- **Brief**
Review the material line by line. Identify and copy every line that contains the string "Wenn".

— START Records shown —

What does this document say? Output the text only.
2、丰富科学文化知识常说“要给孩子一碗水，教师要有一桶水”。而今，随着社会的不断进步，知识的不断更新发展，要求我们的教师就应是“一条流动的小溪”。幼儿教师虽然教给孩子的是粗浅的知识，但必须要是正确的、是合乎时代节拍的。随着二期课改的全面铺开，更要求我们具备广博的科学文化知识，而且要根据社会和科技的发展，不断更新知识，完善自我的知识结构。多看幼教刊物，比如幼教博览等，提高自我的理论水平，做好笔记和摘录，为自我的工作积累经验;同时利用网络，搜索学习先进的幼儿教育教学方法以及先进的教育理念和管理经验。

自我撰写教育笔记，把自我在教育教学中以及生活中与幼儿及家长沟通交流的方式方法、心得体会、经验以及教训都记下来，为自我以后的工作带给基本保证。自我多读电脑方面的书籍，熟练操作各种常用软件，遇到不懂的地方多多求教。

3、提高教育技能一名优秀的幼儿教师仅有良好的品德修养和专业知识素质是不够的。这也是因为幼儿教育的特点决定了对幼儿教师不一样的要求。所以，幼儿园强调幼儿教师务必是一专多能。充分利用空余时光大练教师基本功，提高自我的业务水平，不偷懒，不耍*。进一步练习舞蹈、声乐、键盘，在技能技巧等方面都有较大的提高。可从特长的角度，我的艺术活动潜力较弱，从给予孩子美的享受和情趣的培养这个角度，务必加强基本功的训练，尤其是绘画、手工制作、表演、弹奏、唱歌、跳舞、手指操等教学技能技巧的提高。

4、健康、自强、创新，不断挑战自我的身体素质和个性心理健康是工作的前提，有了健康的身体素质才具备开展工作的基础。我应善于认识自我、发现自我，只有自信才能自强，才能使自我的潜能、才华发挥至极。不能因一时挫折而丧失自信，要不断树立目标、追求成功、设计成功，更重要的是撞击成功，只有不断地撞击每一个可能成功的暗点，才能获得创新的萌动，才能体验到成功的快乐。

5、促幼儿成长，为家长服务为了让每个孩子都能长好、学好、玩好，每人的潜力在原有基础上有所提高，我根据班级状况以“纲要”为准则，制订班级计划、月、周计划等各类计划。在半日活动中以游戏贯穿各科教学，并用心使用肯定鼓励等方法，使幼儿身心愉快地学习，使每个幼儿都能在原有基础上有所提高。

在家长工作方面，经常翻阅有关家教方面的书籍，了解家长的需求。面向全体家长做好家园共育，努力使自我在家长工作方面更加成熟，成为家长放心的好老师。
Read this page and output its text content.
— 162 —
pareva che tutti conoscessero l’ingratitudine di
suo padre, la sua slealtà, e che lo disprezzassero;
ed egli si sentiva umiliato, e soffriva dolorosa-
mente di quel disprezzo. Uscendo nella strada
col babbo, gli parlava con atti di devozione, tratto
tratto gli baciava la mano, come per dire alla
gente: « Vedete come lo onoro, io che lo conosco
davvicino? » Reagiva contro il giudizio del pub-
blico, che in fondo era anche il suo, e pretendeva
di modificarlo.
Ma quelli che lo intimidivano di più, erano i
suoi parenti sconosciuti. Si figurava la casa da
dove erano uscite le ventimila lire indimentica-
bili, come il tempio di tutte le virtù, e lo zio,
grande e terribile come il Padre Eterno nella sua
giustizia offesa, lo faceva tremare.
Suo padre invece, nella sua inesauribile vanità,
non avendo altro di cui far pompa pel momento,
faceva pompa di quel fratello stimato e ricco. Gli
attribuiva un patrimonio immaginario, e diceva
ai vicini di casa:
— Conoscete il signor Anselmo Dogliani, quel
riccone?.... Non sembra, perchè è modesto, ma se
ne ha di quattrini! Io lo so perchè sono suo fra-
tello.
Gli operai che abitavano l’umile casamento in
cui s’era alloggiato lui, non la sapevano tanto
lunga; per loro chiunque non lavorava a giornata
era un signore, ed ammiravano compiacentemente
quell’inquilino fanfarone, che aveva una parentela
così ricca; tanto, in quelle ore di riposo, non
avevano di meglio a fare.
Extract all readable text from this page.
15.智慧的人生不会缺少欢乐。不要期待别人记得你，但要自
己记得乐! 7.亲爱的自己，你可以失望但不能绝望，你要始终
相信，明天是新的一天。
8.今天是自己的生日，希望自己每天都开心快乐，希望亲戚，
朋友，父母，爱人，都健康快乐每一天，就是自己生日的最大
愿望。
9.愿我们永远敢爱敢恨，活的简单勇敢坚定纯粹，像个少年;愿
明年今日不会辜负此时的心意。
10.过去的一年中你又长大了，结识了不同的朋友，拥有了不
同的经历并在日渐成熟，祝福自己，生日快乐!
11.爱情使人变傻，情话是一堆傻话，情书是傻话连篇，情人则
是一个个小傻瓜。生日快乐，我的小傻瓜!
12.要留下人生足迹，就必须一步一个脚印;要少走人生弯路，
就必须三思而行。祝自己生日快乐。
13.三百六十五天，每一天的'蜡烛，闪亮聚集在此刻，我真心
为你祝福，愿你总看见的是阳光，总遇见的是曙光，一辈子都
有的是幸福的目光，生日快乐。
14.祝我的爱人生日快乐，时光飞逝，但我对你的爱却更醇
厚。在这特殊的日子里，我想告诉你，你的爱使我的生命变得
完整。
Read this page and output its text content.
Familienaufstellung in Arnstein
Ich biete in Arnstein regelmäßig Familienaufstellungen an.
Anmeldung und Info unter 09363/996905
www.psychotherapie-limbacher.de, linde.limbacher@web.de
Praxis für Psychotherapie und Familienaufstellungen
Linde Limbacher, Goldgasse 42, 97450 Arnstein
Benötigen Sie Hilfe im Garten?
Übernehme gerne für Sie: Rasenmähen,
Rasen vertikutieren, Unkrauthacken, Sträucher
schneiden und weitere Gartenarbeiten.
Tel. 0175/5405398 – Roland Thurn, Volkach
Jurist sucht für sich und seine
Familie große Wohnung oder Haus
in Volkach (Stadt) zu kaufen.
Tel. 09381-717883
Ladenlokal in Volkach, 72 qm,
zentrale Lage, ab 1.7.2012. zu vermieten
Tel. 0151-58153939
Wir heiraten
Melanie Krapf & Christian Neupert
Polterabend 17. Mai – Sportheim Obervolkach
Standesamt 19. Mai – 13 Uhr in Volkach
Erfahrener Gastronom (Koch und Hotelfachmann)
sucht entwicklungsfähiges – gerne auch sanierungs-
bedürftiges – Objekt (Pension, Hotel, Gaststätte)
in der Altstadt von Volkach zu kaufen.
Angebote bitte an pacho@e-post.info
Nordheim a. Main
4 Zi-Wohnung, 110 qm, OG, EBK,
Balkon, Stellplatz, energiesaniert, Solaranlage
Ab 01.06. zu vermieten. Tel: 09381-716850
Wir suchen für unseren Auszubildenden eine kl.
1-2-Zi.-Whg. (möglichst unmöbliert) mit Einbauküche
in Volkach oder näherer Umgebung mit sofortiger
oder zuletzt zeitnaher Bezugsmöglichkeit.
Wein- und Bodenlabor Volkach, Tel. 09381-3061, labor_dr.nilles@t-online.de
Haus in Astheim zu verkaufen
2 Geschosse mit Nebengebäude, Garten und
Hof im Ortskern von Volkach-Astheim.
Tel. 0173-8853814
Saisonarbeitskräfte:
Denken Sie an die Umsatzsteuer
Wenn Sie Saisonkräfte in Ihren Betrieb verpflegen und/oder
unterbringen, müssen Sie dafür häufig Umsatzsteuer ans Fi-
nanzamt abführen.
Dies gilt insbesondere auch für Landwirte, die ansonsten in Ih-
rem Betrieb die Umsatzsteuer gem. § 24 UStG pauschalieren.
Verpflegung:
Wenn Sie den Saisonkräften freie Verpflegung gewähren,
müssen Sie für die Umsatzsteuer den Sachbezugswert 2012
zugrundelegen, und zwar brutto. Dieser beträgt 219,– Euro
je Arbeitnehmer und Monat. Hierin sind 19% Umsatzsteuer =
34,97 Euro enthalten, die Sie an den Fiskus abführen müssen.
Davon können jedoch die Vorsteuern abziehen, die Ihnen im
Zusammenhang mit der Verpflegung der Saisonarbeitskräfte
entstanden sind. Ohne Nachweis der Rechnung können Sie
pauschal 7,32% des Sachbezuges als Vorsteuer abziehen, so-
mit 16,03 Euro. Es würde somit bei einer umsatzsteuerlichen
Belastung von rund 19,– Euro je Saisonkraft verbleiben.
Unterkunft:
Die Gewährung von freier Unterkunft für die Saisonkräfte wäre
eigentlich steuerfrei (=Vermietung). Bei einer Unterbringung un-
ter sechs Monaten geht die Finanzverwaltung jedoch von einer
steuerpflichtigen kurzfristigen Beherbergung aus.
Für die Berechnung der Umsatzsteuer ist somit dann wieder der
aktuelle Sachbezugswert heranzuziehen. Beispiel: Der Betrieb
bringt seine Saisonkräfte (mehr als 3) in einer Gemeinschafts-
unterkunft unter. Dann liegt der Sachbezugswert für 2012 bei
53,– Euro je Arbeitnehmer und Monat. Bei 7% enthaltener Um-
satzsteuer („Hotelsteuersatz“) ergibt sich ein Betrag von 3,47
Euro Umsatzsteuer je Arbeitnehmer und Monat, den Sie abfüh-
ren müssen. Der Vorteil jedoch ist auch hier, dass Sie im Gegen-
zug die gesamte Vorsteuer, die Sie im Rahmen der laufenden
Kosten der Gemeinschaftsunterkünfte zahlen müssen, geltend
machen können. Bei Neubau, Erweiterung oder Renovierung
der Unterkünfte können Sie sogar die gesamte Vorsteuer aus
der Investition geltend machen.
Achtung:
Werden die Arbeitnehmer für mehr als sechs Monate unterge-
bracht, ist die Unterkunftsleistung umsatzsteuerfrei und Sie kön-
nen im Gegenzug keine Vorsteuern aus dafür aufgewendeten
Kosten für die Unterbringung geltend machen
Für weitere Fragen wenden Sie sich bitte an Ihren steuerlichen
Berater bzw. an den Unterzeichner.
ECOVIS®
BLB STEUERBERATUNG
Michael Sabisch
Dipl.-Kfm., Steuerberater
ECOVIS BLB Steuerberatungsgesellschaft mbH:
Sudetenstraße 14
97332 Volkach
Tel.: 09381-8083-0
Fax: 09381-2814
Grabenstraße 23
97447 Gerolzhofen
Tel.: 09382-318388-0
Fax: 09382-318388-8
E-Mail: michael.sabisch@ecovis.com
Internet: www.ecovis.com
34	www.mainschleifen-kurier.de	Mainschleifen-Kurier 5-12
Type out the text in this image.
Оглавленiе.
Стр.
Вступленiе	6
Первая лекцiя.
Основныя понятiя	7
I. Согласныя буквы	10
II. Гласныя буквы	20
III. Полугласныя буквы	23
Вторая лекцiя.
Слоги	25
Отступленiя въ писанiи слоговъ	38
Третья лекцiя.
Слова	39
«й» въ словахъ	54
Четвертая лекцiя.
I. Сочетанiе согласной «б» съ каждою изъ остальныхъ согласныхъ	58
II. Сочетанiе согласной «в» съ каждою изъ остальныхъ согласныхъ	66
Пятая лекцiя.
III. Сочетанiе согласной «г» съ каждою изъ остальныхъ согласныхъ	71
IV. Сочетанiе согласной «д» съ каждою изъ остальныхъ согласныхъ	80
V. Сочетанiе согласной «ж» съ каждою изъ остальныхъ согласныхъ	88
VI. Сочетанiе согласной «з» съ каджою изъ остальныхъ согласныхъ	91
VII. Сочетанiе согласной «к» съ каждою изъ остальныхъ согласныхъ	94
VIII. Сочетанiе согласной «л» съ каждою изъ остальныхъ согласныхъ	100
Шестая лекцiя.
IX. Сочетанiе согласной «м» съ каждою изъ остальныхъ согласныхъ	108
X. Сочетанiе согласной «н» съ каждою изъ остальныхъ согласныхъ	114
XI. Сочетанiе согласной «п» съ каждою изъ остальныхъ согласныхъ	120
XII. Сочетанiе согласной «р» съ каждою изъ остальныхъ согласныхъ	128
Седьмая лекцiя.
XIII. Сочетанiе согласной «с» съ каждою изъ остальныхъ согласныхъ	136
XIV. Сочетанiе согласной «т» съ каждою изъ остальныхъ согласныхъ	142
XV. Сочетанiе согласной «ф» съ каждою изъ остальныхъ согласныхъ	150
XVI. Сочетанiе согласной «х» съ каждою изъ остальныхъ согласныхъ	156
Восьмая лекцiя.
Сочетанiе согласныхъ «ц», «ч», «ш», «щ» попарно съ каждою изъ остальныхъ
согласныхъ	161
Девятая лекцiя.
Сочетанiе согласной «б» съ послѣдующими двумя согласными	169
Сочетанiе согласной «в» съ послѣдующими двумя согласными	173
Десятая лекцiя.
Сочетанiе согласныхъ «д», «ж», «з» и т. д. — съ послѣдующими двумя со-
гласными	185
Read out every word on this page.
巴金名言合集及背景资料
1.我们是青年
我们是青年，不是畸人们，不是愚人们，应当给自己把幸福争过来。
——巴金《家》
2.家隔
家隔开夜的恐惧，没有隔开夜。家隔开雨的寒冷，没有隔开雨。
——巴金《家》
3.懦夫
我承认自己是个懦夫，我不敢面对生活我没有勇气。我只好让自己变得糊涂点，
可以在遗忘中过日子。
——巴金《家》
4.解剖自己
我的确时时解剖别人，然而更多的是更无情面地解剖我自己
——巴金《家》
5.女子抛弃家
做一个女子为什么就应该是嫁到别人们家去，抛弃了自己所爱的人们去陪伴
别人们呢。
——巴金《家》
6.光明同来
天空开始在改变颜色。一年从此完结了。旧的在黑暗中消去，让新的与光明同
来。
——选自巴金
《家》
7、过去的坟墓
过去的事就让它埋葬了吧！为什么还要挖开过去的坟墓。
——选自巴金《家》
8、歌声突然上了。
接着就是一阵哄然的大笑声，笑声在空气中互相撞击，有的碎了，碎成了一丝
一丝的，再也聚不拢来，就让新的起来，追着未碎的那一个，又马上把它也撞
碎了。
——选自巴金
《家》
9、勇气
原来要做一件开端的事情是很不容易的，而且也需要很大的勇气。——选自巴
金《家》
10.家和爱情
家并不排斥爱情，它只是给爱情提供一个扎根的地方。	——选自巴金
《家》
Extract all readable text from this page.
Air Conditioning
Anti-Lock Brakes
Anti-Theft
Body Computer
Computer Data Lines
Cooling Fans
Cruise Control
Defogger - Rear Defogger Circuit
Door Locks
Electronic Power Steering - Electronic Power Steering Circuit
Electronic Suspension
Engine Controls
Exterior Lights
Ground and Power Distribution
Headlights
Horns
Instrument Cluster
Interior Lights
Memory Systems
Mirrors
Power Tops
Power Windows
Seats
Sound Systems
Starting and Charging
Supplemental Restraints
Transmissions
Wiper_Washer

— END Records shown —

- **Final result**
Wenn Sie Saisonkräfte in Ihren Betrieb verpflegen und/oder
Wenn Sie den Saisonkräften freie Verpflegung gewähren,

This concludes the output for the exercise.